BRIEF: For each line that holds "true", copy the line out.

INPUT ROWS:
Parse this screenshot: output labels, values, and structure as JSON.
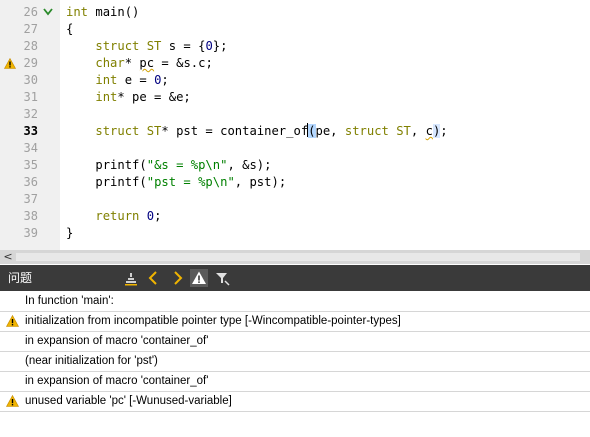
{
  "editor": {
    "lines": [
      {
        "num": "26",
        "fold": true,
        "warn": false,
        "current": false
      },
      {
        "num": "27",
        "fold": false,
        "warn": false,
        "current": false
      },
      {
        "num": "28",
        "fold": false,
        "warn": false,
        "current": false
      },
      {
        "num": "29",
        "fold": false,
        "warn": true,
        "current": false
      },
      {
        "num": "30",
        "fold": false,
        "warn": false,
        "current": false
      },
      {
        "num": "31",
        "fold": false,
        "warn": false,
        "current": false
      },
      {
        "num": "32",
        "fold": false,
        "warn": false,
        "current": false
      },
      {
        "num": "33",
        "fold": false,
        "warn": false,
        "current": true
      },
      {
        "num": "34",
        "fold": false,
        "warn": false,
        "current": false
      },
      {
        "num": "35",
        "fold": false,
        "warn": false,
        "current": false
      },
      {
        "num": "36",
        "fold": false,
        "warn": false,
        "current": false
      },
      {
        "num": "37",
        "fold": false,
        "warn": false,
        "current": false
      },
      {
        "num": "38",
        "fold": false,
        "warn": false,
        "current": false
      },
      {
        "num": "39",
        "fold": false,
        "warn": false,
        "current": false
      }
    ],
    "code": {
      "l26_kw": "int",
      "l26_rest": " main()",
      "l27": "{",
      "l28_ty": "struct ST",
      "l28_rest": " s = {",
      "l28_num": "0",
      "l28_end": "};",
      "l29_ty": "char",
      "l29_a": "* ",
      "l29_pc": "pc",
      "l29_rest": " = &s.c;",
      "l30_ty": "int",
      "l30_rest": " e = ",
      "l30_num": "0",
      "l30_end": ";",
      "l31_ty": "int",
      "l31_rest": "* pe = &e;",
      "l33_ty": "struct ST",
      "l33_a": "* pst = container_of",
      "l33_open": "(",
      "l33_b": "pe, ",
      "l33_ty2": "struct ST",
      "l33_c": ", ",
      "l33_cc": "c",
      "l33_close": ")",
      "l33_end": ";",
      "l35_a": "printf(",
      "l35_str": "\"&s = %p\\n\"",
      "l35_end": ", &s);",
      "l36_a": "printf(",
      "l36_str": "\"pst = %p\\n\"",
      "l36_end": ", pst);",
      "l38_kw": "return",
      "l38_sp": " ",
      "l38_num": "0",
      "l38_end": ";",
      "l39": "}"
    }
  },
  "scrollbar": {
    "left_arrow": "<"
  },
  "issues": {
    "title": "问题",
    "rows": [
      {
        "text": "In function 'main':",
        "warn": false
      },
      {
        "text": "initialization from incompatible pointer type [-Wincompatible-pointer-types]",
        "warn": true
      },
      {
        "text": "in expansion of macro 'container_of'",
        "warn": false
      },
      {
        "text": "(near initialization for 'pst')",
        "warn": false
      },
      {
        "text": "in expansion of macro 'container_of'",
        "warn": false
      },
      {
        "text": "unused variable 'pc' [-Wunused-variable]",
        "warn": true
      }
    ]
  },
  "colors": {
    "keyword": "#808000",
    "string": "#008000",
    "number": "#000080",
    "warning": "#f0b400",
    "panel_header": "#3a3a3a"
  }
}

RESPONSE TO THIS TASK:
        "fold": true,
        "warn": true,
        "current": true
        "warn": true
        "warn": true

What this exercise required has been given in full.